### [Problem description]
Tell how many lines carry the word "right"; the reply is the number and nothing else.

### [Recorded data]
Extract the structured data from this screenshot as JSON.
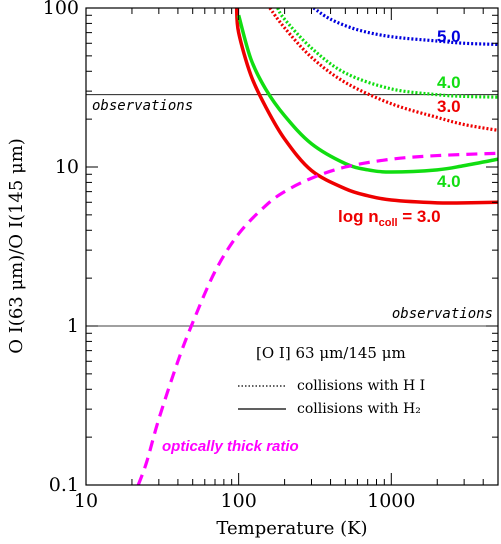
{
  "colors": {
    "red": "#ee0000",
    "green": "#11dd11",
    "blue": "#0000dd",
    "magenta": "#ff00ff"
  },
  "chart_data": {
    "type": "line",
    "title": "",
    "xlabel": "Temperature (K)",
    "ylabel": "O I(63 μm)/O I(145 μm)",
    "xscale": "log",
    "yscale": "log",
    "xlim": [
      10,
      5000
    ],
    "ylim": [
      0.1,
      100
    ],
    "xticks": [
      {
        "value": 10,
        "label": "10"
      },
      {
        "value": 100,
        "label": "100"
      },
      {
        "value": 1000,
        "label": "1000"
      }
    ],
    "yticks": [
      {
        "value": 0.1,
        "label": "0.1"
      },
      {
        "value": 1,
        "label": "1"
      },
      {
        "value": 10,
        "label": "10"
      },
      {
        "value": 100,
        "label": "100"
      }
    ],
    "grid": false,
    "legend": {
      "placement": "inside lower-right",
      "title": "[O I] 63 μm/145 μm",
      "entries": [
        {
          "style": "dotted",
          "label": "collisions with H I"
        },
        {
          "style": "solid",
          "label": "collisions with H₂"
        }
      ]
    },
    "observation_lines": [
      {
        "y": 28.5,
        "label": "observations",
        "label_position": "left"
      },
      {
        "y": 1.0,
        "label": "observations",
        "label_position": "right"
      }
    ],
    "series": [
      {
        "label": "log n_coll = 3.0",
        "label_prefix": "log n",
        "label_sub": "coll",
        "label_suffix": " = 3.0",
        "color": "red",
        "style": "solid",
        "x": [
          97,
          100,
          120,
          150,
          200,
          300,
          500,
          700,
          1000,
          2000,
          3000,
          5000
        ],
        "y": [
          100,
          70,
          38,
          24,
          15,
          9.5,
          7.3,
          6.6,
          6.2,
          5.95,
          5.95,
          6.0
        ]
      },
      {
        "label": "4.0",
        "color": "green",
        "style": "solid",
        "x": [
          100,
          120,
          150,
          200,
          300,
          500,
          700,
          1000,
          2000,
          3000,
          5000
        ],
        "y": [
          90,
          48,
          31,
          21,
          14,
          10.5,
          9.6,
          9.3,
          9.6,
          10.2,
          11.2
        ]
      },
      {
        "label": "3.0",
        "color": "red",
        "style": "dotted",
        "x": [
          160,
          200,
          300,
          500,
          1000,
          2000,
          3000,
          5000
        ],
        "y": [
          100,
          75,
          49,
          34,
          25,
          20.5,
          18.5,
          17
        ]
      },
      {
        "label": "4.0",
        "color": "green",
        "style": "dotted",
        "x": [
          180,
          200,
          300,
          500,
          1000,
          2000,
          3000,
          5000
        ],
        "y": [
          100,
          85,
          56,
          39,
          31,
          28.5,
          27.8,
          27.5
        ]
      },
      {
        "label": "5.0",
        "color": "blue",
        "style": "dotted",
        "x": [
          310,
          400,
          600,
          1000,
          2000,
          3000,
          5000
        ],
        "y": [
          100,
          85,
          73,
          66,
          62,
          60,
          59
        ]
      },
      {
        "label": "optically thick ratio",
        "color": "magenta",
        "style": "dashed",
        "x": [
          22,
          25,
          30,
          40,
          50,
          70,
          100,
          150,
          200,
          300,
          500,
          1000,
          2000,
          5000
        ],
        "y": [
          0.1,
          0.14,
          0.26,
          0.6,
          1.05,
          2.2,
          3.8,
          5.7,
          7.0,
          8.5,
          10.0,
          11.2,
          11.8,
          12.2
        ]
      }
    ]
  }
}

### [Written answer]
2